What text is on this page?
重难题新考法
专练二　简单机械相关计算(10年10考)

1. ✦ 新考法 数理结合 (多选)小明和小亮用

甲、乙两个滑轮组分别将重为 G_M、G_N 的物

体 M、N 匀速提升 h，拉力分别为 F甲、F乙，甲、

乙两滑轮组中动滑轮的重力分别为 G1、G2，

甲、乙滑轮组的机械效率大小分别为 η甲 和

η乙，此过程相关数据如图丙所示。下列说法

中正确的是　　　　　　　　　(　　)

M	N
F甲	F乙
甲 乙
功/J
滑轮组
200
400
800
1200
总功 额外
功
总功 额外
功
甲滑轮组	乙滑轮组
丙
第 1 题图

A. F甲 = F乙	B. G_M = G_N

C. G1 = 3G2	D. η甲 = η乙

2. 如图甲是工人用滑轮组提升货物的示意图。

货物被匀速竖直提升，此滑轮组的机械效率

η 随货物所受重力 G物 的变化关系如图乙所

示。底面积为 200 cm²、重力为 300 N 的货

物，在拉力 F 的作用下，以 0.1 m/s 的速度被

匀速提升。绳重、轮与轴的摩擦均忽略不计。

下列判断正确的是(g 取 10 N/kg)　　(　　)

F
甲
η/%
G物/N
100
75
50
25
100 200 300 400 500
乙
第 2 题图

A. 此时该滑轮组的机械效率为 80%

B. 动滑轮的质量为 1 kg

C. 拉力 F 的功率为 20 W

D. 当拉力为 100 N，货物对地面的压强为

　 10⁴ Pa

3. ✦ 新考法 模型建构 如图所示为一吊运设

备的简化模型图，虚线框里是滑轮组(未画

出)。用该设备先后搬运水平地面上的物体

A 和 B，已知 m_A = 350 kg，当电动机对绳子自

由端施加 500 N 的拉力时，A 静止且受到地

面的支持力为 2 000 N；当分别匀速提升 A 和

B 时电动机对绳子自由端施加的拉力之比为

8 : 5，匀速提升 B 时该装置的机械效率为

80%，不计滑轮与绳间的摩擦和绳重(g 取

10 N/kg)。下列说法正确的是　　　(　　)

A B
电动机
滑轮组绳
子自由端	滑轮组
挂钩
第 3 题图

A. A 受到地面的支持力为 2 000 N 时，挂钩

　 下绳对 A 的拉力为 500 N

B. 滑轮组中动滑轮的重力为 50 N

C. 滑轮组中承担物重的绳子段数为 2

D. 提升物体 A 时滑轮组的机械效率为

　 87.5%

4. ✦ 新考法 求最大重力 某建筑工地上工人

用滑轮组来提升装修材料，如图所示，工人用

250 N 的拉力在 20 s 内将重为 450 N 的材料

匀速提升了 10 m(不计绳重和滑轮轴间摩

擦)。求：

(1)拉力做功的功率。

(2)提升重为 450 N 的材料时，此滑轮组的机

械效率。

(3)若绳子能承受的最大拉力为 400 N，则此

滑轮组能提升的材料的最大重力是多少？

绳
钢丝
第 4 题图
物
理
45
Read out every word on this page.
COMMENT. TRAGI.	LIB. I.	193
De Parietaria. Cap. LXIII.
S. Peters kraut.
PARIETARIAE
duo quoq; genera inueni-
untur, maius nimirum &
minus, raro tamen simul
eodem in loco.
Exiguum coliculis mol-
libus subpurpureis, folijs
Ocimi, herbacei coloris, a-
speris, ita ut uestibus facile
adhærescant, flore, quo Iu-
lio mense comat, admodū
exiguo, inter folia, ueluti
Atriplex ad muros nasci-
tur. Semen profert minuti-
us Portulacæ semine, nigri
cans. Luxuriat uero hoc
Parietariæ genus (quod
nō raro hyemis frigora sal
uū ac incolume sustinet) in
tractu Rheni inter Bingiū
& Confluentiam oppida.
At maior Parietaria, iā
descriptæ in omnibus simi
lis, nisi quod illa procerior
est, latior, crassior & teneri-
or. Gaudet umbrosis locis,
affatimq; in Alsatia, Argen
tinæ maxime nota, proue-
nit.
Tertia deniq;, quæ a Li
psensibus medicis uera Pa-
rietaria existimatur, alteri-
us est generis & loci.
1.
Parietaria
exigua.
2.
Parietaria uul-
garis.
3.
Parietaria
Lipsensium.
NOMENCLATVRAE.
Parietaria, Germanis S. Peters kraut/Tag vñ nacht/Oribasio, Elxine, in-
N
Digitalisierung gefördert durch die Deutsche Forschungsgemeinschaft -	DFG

+++

- **WRITTEN REQUEST**
Every entry should be output exactly as written, please.

- **FINISHED ANSWER**
What text is on this page?
重难题新考法
专练二　简单机械相关计算(10年10考)

1. ✦ 新考法 数理结合 (多选)小明和小亮用

甲、乙两个滑轮组分别将重为 G_M、G_N 的物

体 M、N 匀速提升 h，拉力分别为 F甲、F乙，甲、

乙两滑轮组中动滑轮的重力分别为 G1、G2，

甲、乙滑轮组的机械效率大小分别为 η甲 和

η乙，此过程相关数据如图丙所示。下列说法

中正确的是　　　　　　　　　(　　)

M	N
F甲	F乙
甲 乙
功/J
滑轮组
200
400
800
1200
总功 额外
功
总功 额外
功
甲滑轮组	乙滑轮组
丙
第 1 题图

A. F甲 = F乙	B. G_M = G_N

C. G1 = 3G2	D. η甲 = η乙

2. 如图甲是工人用滑轮组提升货物的示意图。

货物被匀速竖直提升，此滑轮组的机械效率

η 随货物所受重力 G物 的变化关系如图乙所

示。底面积为 200 cm²、重力为 300 N 的货

物，在拉力 F 的作用下，以 0.1 m/s 的速度被

匀速提升。绳重、轮与轴的摩擦均忽略不计。

下列判断正确的是(g 取 10 N/kg)　　(　　)

F
甲
η/%
G物/N
100
75
50
25
100 200 300 400 500
乙
第 2 题图

A. 此时该滑轮组的机械效率为 80%

B. 动滑轮的质量为 1 kg

C. 拉力 F 的功率为 20 W

D. 当拉力为 100 N，货物对地面的压强为

　 10⁴ Pa

3. ✦ 新考法 模型建构 如图所示为一吊运设

备的简化模型图，虚线框里是滑轮组(未画

出)。用该设备先后搬运水平地面上的物体

A 和 B，已知 m_A = 350 kg，当电动机对绳子自

由端施加 500 N 的拉力时，A 静止且受到地

面的支持力为 2 000 N；当分别匀速提升 A 和

B 时电动机对绳子自由端施加的拉力之比为

8 : 5，匀速提升 B 时该装置的机械效率为

80%，不计滑轮与绳间的摩擦和绳重(g 取

10 N/kg)。下列说法正确的是　　　(　　)

A B
电动机
滑轮组绳
子自由端	滑轮组
挂钩
第 3 题图

A. A 受到地面的支持力为 2 000 N 时，挂钩

　 下绳对 A 的拉力为 500 N

B. 滑轮组中动滑轮的重力为 50 N

C. 滑轮组中承担物重的绳子段数为 2

D. 提升物体 A 时滑轮组的机械效率为

　 87.5%

4. ✦ 新考法 求最大重力 某建筑工地上工人

用滑轮组来提升装修材料，如图所示，工人用

250 N 的拉力在 20 s 内将重为 450 N 的材料

匀速提升了 10 m(不计绳重和滑轮轴间摩

擦)。求：

(1)拉力做功的功率。

(2)提升重为 450 N 的材料时，此滑轮组的机

械效率。

(3)若绳子能承受的最大拉力为 400 N，则此

滑轮组能提升的材料的最大重力是多少？

绳
钢丝
第 4 题图
物
理
45
Read out every word on this page.
COMMENT. TRAGI.	LIB. I.	193
De Parietaria. Cap. LXIII.
S. Peters kraut.
PARIETARIAE
duo quoq; genera inueni-
untur, maius nimirum &
minus, raro tamen simul
eodem in loco.
Exiguum coliculis mol-
libus subpurpureis, folijs
Ocimi, herbacei coloris, a-
speris, ita ut uestibus facile
adhærescant, flore, quo Iu-
lio mense comat, admodū
exiguo, inter folia, ueluti
Atriplex ad muros nasci-
tur. Semen profert minuti-
us Portulacæ semine, nigri
cans. Luxuriat uero hoc
Parietariæ genus (quod
nō raro hyemis frigora sal
uū ac incolume sustinet) in
tractu Rheni inter Bingiū
& Confluentiam oppida.
At maior Parietaria, iā
descriptæ in omnibus simi
lis, nisi quod illa procerior
est, latior, crassior & teneri-
or. Gaudet umbrosis locis,
affatimq; in Alsatia, Argen
tinæ maxime nota, proue-
nit.
Tertia deniq;, quæ a Li
psensibus medicis uera Pa-
rietaria existimatur, alteri-
us est generis & loci.
1.
Parietaria
exigua.
2.
Parietaria uul-
garis.
3.
Parietaria
Lipsensium.
NOMENCLATVRAE.
Parietaria, Germanis S. Peters kraut/Tag vñ nacht/Oribasio, Elxine, in-
N
Digitalisierung gefördert durch die Deutsche Forschungsgemeinschaft -	DFG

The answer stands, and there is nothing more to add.